* [WORK INSTRUCTIONS]:
Gather every line of the entries that includes the word "качества".

* [SUPPLIED RECORDS]:
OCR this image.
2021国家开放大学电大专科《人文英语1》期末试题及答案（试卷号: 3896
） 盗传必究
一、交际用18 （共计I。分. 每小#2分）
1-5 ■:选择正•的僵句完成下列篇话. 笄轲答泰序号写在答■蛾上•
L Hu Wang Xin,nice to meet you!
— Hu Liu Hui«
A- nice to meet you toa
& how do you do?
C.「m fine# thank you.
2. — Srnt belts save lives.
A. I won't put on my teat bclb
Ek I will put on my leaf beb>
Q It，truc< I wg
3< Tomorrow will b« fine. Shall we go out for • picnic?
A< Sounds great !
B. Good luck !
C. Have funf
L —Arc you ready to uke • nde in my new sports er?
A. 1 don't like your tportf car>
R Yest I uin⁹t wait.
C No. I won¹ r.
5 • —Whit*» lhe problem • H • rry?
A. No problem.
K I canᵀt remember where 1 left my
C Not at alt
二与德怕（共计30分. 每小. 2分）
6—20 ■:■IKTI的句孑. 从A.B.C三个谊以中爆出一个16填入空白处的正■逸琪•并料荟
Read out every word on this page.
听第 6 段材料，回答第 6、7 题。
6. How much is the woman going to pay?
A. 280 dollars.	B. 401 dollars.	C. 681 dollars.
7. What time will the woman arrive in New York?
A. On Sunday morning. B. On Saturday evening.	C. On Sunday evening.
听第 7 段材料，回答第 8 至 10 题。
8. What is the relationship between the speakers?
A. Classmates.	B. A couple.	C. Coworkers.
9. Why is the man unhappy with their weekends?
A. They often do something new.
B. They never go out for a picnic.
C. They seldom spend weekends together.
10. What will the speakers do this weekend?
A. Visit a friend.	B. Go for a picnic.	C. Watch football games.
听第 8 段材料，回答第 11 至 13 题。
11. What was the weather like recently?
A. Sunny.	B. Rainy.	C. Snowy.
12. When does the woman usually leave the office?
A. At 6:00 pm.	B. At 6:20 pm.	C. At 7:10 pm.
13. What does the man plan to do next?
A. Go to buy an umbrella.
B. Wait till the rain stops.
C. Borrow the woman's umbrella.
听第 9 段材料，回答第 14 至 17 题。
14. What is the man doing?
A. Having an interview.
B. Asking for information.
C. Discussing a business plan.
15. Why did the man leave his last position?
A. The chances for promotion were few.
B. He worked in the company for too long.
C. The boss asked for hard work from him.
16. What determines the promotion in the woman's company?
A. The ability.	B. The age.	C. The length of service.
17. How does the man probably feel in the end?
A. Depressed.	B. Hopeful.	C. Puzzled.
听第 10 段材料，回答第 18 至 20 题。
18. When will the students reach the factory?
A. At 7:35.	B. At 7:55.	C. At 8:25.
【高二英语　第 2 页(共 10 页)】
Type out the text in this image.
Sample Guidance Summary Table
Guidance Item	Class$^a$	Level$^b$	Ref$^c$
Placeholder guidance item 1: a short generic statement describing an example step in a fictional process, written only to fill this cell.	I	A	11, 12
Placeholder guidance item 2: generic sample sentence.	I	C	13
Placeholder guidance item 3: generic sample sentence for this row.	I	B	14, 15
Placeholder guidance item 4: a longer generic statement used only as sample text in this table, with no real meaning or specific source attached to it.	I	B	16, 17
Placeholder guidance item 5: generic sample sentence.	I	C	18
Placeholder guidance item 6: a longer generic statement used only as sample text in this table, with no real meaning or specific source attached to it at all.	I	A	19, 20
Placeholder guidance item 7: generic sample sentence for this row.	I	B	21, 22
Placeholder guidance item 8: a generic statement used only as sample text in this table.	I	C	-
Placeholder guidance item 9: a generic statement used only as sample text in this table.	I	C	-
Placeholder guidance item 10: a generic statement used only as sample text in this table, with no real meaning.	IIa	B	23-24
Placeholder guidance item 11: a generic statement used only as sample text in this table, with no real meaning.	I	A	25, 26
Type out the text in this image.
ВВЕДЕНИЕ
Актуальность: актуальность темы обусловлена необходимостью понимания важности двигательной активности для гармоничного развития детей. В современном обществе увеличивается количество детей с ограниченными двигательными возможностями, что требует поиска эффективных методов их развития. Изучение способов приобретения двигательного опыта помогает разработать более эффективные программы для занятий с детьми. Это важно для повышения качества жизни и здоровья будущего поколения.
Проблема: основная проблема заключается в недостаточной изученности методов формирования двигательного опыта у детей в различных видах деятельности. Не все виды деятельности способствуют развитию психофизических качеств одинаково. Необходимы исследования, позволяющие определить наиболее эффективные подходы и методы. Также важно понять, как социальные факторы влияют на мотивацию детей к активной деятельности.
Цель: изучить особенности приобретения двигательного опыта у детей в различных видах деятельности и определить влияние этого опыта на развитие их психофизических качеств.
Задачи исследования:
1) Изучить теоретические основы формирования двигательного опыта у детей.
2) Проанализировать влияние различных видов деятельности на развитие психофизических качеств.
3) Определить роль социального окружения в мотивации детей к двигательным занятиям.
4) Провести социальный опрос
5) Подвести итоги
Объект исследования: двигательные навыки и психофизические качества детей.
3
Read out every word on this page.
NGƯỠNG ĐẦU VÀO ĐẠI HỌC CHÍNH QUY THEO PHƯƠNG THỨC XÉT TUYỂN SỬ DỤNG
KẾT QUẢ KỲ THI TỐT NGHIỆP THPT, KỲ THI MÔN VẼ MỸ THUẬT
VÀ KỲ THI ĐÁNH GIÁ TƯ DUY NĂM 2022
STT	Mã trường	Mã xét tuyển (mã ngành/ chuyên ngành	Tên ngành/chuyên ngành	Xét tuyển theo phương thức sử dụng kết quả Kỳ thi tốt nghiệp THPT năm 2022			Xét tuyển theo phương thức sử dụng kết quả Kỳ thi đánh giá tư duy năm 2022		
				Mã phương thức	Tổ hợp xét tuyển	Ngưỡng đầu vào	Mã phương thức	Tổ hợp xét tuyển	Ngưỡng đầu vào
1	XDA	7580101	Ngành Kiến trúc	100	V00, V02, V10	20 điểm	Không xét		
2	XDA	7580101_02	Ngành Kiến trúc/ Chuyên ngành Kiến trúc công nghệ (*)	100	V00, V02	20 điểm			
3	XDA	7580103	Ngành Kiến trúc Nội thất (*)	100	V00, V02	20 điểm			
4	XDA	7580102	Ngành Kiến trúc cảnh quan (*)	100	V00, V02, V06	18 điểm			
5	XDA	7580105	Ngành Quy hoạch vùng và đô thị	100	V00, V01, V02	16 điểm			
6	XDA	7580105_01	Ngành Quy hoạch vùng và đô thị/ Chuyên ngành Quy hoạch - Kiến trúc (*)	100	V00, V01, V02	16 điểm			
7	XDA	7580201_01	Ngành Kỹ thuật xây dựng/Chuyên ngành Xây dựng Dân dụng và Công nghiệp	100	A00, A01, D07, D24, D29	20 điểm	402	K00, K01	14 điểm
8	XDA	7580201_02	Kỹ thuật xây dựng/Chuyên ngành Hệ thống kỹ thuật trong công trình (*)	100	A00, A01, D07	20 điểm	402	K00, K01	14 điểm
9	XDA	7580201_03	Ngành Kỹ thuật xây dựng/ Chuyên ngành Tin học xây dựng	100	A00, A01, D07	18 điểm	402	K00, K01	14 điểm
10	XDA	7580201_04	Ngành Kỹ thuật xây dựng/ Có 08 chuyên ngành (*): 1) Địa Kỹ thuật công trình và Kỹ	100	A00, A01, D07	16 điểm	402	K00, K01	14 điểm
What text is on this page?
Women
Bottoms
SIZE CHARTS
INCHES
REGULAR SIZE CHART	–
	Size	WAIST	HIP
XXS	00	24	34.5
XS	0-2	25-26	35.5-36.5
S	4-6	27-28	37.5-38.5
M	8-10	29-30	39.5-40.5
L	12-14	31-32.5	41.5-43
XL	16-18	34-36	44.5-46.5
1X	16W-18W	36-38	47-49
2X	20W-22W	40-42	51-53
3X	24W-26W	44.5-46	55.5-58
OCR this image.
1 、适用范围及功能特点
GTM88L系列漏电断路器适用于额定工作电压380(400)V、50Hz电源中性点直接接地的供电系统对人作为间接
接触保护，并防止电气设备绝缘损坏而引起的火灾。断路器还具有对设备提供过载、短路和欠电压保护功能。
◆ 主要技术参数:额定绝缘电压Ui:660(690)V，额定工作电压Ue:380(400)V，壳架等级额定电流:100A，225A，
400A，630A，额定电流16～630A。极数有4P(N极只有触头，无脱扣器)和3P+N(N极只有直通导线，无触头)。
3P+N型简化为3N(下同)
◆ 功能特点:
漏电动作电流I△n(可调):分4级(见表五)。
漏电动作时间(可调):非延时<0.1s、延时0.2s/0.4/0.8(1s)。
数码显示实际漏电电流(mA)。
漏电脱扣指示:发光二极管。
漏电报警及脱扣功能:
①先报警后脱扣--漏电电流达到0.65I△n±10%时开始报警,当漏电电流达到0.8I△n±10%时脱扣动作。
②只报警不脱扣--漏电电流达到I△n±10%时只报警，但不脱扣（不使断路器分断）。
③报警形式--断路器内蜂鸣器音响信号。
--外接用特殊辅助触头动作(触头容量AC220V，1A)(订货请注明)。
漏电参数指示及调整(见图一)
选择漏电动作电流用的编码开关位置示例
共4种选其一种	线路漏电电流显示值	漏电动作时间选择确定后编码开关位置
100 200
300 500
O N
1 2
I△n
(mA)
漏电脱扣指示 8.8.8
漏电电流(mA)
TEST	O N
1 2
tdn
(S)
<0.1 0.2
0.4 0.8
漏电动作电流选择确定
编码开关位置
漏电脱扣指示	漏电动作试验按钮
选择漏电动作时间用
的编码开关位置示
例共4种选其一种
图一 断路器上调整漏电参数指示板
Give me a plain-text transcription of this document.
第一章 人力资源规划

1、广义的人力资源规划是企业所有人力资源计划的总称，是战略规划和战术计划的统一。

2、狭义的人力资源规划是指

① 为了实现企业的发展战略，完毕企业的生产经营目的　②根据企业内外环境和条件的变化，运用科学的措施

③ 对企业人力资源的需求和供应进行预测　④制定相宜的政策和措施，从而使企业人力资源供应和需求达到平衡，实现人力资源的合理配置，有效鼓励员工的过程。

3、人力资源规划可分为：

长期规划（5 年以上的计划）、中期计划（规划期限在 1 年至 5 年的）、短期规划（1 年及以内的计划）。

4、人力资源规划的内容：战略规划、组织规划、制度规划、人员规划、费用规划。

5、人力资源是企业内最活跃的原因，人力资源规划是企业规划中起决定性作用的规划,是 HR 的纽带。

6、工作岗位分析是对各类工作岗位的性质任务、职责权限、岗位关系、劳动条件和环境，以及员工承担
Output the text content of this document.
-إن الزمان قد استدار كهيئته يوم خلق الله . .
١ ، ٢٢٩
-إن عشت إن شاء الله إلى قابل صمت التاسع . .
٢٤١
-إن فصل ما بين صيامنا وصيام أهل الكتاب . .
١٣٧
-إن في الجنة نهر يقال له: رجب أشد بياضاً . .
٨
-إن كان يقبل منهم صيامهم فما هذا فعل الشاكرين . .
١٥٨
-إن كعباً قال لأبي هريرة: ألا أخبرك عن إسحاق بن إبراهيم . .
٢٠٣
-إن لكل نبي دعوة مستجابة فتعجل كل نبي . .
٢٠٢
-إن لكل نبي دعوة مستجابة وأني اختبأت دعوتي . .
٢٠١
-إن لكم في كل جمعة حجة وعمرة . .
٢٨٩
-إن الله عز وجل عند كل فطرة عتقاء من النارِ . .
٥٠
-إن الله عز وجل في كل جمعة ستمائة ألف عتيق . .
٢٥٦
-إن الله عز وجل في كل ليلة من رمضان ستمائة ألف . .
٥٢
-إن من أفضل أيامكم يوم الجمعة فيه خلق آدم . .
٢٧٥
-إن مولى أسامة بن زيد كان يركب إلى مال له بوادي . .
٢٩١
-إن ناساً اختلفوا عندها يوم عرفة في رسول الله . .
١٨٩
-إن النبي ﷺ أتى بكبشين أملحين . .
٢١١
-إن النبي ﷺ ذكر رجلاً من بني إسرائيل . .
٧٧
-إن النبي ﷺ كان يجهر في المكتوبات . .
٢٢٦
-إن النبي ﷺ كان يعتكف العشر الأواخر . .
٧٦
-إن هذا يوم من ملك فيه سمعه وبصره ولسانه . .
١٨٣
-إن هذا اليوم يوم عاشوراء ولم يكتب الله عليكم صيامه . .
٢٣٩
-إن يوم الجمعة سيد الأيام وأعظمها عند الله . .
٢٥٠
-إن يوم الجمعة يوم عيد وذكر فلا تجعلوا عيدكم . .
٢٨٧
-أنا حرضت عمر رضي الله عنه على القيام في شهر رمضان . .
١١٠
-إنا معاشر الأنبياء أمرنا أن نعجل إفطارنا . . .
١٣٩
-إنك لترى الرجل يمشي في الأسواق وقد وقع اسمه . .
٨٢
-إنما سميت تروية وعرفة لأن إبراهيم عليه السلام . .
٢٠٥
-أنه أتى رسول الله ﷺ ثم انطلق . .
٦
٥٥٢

* [TASK RESULT]:
Актуальность: актуальность темы обусловлена необходимостью понимания важности двигательной активности для гармоничного развития детей. В современном обществе увеличивается количество детей с ограниченными двигательными возможностями, что требует поиска эффективных методов их развития. Изучение способов приобретения двигательного опыта помогает разработать более эффективные программы для занятий с детьми. Это важно для повышения качества жизни и здоровья будущего поколения.
Объект исследования: двигательные навыки и психофизические качества детей.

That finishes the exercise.